■ Goal
Your task is to locate every line holding the string "this" and to copy each of them.

■ Records supplied
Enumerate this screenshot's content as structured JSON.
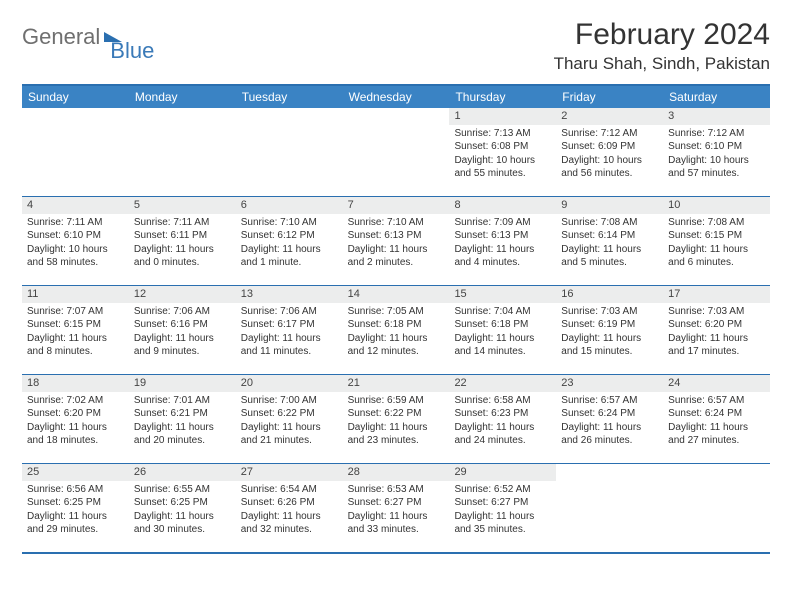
{
  "brand": {
    "word1": "General",
    "word2": "Blue"
  },
  "title": "February 2024",
  "location": "Tharu Shah, Sindh, Pakistan",
  "colors": {
    "header_bg": "#3a83c4",
    "border": "#2a6fb0",
    "daynum_bg": "#eceded",
    "text": "#333333",
    "logo_gray": "#6f6f6f",
    "logo_blue": "#3a7ab8"
  },
  "day_names": [
    "Sunday",
    "Monday",
    "Tuesday",
    "Wednesday",
    "Thursday",
    "Friday",
    "Saturday"
  ],
  "weeks": [
    [
      null,
      null,
      null,
      null,
      {
        "n": "1",
        "sr": "Sunrise: 7:13 AM",
        "ss": "Sunset: 6:08 PM",
        "d1": "Daylight: 10 hours",
        "d2": "and 55 minutes."
      },
      {
        "n": "2",
        "sr": "Sunrise: 7:12 AM",
        "ss": "Sunset: 6:09 PM",
        "d1": "Daylight: 10 hours",
        "d2": "and 56 minutes."
      },
      {
        "n": "3",
        "sr": "Sunrise: 7:12 AM",
        "ss": "Sunset: 6:10 PM",
        "d1": "Daylight: 10 hours",
        "d2": "and 57 minutes."
      }
    ],
    [
      {
        "n": "4",
        "sr": "Sunrise: 7:11 AM",
        "ss": "Sunset: 6:10 PM",
        "d1": "Daylight: 10 hours",
        "d2": "and 58 minutes."
      },
      {
        "n": "5",
        "sr": "Sunrise: 7:11 AM",
        "ss": "Sunset: 6:11 PM",
        "d1": "Daylight: 11 hours",
        "d2": "and 0 minutes."
      },
      {
        "n": "6",
        "sr": "Sunrise: 7:10 AM",
        "ss": "Sunset: 6:12 PM",
        "d1": "Daylight: 11 hours",
        "d2": "and 1 minute."
      },
      {
        "n": "7",
        "sr": "Sunrise: 7:10 AM",
        "ss": "Sunset: 6:13 PM",
        "d1": "Daylight: 11 hours",
        "d2": "and 2 minutes."
      },
      {
        "n": "8",
        "sr": "Sunrise: 7:09 AM",
        "ss": "Sunset: 6:13 PM",
        "d1": "Daylight: 11 hours",
        "d2": "and 4 minutes."
      },
      {
        "n": "9",
        "sr": "Sunrise: 7:08 AM",
        "ss": "Sunset: 6:14 PM",
        "d1": "Daylight: 11 hours",
        "d2": "and 5 minutes."
      },
      {
        "n": "10",
        "sr": "Sunrise: 7:08 AM",
        "ss": "Sunset: 6:15 PM",
        "d1": "Daylight: 11 hours",
        "d2": "and 6 minutes."
      }
    ],
    [
      {
        "n": "11",
        "sr": "Sunrise: 7:07 AM",
        "ss": "Sunset: 6:15 PM",
        "d1": "Daylight: 11 hours",
        "d2": "and 8 minutes."
      },
      {
        "n": "12",
        "sr": "Sunrise: 7:06 AM",
        "ss": "Sunset: 6:16 PM",
        "d1": "Daylight: 11 hours",
        "d2": "and 9 minutes."
      },
      {
        "n": "13",
        "sr": "Sunrise: 7:06 AM",
        "ss": "Sunset: 6:17 PM",
        "d1": "Daylight: 11 hours",
        "d2": "and 11 minutes."
      },
      {
        "n": "14",
        "sr": "Sunrise: 7:05 AM",
        "ss": "Sunset: 6:18 PM",
        "d1": "Daylight: 11 hours",
        "d2": "and 12 minutes."
      },
      {
        "n": "15",
        "sr": "Sunrise: 7:04 AM",
        "ss": "Sunset: 6:18 PM",
        "d1": "Daylight: 11 hours",
        "d2": "and 14 minutes."
      },
      {
        "n": "16",
        "sr": "Sunrise: 7:03 AM",
        "ss": "Sunset: 6:19 PM",
        "d1": "Daylight: 11 hours",
        "d2": "and 15 minutes."
      },
      {
        "n": "17",
        "sr": "Sunrise: 7:03 AM",
        "ss": "Sunset: 6:20 PM",
        "d1": "Daylight: 11 hours",
        "d2": "and 17 minutes."
      }
    ],
    [
      {
        "n": "18",
        "sr": "Sunrise: 7:02 AM",
        "ss": "Sunset: 6:20 PM",
        "d1": "Daylight: 11 hours",
        "d2": "and 18 minutes."
      },
      {
        "n": "19",
        "sr": "Sunrise: 7:01 AM",
        "ss": "Sunset: 6:21 PM",
        "d1": "Daylight: 11 hours",
        "d2": "and 20 minutes."
      },
      {
        "n": "20",
        "sr": "Sunrise: 7:00 AM",
        "ss": "Sunset: 6:22 PM",
        "d1": "Daylight: 11 hours",
        "d2": "and 21 minutes."
      },
      {
        "n": "21",
        "sr": "Sunrise: 6:59 AM",
        "ss": "Sunset: 6:22 PM",
        "d1": "Daylight: 11 hours",
        "d2": "and 23 minutes."
      },
      {
        "n": "22",
        "sr": "Sunrise: 6:58 AM",
        "ss": "Sunset: 6:23 PM",
        "d1": "Daylight: 11 hours",
        "d2": "and 24 minutes."
      },
      {
        "n": "23",
        "sr": "Sunrise: 6:57 AM",
        "ss": "Sunset: 6:24 PM",
        "d1": "Daylight: 11 hours",
        "d2": "and 26 minutes."
      },
      {
        "n": "24",
        "sr": "Sunrise: 6:57 AM",
        "ss": "Sunset: 6:24 PM",
        "d1": "Daylight: 11 hours",
        "d2": "and 27 minutes."
      }
    ],
    [
      {
        "n": "25",
        "sr": "Sunrise: 6:56 AM",
        "ss": "Sunset: 6:25 PM",
        "d1": "Daylight: 11 hours",
        "d2": "and 29 minutes."
      },
      {
        "n": "26",
        "sr": "Sunrise: 6:55 AM",
        "ss": "Sunset: 6:25 PM",
        "d1": "Daylight: 11 hours",
        "d2": "and 30 minutes."
      },
      {
        "n": "27",
        "sr": "Sunrise: 6:54 AM",
        "ss": "Sunset: 6:26 PM",
        "d1": "Daylight: 11 hours",
        "d2": "and 32 minutes."
      },
      {
        "n": "28",
        "sr": "Sunrise: 6:53 AM",
        "ss": "Sunset: 6:27 PM",
        "d1": "Daylight: 11 hours",
        "d2": "and 33 minutes."
      },
      {
        "n": "29",
        "sr": "Sunrise: 6:52 AM",
        "ss": "Sunset: 6:27 PM",
        "d1": "Daylight: 11 hours",
        "d2": "and 35 minutes."
      },
      null,
      null
    ]
  ]
}
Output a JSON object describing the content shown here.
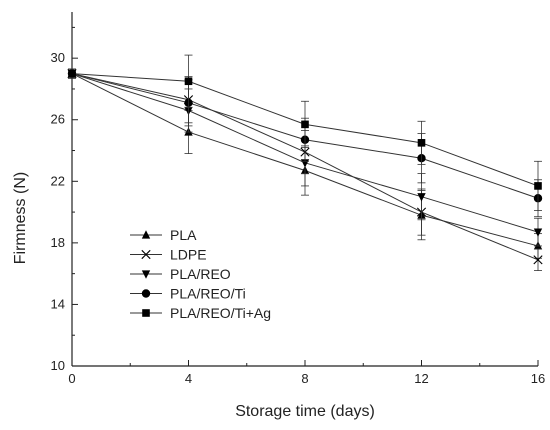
{
  "chart_data": {
    "type": "line",
    "xlabel": "Storage time (days)",
    "ylabel": "Firmness (N)",
    "xlim": [
      0,
      16
    ],
    "ylim": [
      10,
      33
    ],
    "x_ticks": [
      "0",
      "4",
      "8",
      "12",
      "16"
    ],
    "y_ticks": [
      "10",
      "14",
      "18",
      "22",
      "26",
      "30"
    ],
    "grid": false,
    "legend_position": "lower-left",
    "x": [
      0,
      4,
      8,
      12,
      16
    ],
    "series": [
      {
        "name": "PLA",
        "marker": "triangle-up",
        "values": [
          29.0,
          25.2,
          22.7,
          19.8,
          17.8
        ],
        "errors": [
          0.3,
          1.4,
          1.6,
          1.6,
          0.8
        ]
      },
      {
        "name": "LDPE",
        "marker": "x",
        "values": [
          29.0,
          27.3,
          23.9,
          20.0,
          16.9
        ],
        "errors": [
          0.3,
          1.5,
          1.4,
          1.5,
          0.7
        ]
      },
      {
        "name": "PLA/REO",
        "marker": "triangle-down",
        "values": [
          29.0,
          26.6,
          23.2,
          21.0,
          18.7
        ],
        "errors": [
          0.3,
          1.4,
          1.5,
          1.5,
          0.9
        ]
      },
      {
        "name": "PLA/REO/Ti",
        "marker": "circle",
        "values": [
          29.0,
          27.1,
          24.7,
          23.5,
          20.9
        ],
        "errors": [
          0.3,
          1.5,
          1.4,
          1.6,
          1.2
        ]
      },
      {
        "name": "PLA/REO/Ti+Ag",
        "marker": "square",
        "values": [
          29.0,
          28.5,
          25.7,
          24.5,
          21.7
        ],
        "errors": [
          0.3,
          1.7,
          1.5,
          1.4,
          1.6
        ]
      }
    ]
  }
}
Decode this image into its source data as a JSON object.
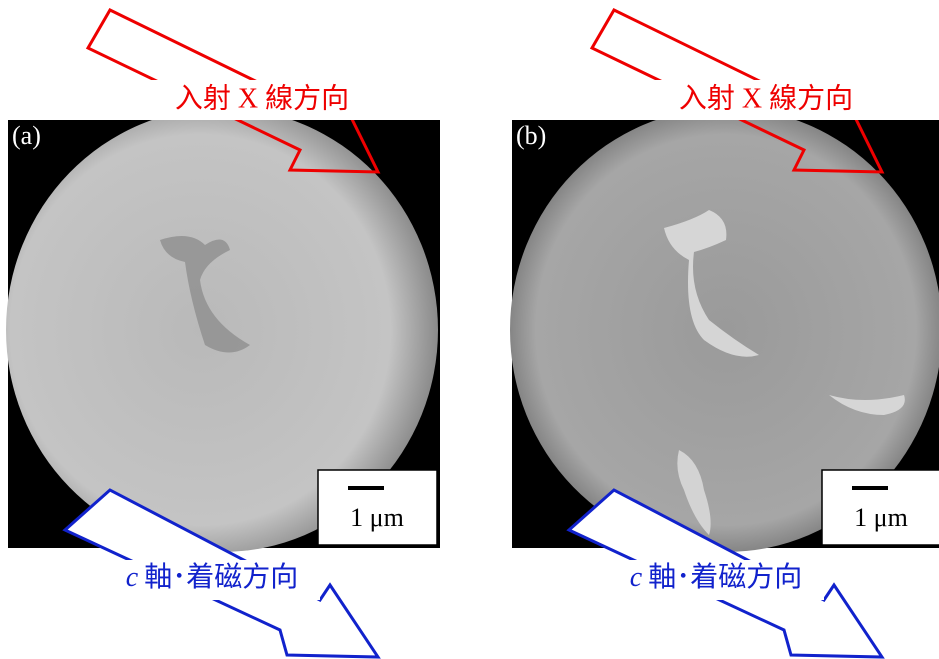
{
  "panels": [
    {
      "label": "(a)",
      "incident_label": "入射 X 線方向",
      "scale_label": "1 μm",
      "axis_symbol": "c",
      "axis_label": "軸･着磁方向"
    },
    {
      "label": "(b)",
      "incident_label": "入射 X 線方向",
      "scale_label": "1 μm",
      "axis_symbol": "c",
      "axis_label": "軸･着磁方向"
    }
  ]
}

■ The response
Enumerate this screenshot's content as structured JSON.
Decode this image into its source data as a JSON object.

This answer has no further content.